However, the deal has seen the group’s newly acquired subsidiaries add to its debt obligations. That has raised concerns among investors, including the possibility of tighter cash flow.
Apart from that, with the new management taking over, there is some uncertainty about the group’s prospects.
As a result, MRCB’s shares have succumbed to selling pressure, dipping to a 10-month low of RM1.23 on Dec 23 or down nearly 20% year to date.
Mohamad Salim is the second largest shareholder of MRCB via Gapurna Sdn Bhd’s 12.51% stake, after the Employees Provident Fund, which controls a 38.87% stake while Lembaga Tabung Haji has 8.85% equity interest.
Acknowledging investors’ concerns, MRCB group chief operating officer Imran Salim tells The Edge that the diversified group has mapped out plans to monetise its assets and make MRCB a more property-centric entity.
Asset-laden MRCB is in the middle of working out a rationalisation exercise to find sources of recurring income and unlock value, says Imran, who is the son of Mohamad Salim.
“The board has deliberated the potential monetisation of assets over the past few months. There are many ways to do this, such as an outright disposal or restructuring the assets so that we can continue to receive income from them,” he explains.

# # # # # # #

§ **PROBLEMS TO WORK ON**
1. Answer these questions about the MRCB excerpt:
(a) What 10-month low did MRCB's shares reach, and on what date?
(b) How large a stake does the Employees Provident Fund control?
(c) What position does Imran Salim hold at MRCB?
2. Copy the part of the MRCB excerpt that begins with "As a result, MRCB’s" and ends with "8.85% equity interest.", swapping "Employees Provident Fund" for "EPF".
The lines that come next are not needed.

§ **DATASET SECTION**

# # # # # # #

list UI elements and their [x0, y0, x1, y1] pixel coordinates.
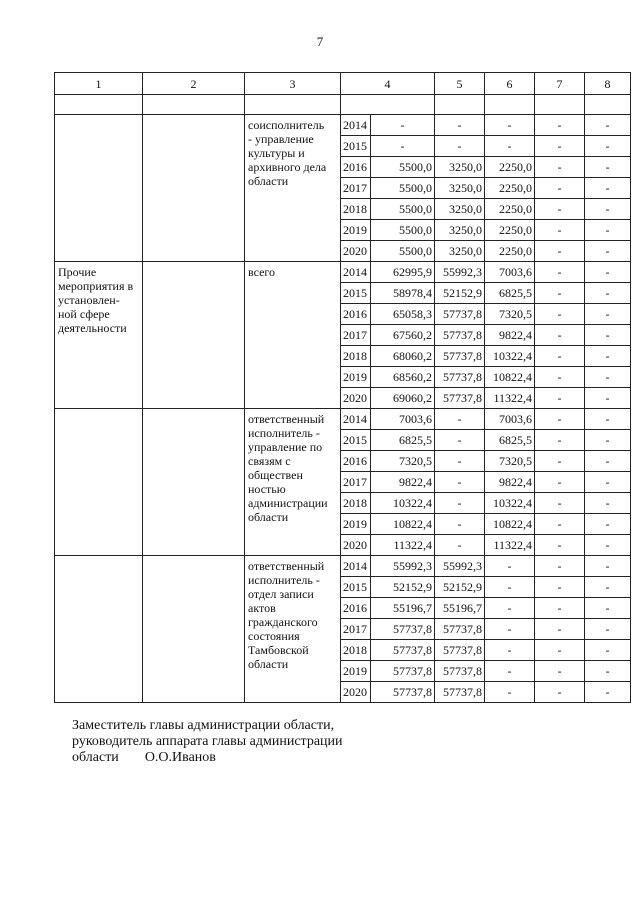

# # # # # # #

§ **COMPLETED EXERCISE**
1.
(a) RM1.23, on Dec 23.
(b) 38.87%.
(c) Group chief operating officer.

2.
As a result, MRCB’s shares have succumbed to selling pressure, dipping to a 10-month low of RM1.23 on Dec 23 or down nearly 20% year to date.
Mohamad Salim is the second largest shareholder of MRCB via Gapurna Sdn Bhd’s 12.51% stake, after the EPF, which controls a 38.87% stake while Lembaga Tabung Haji has 8.85% equity interest.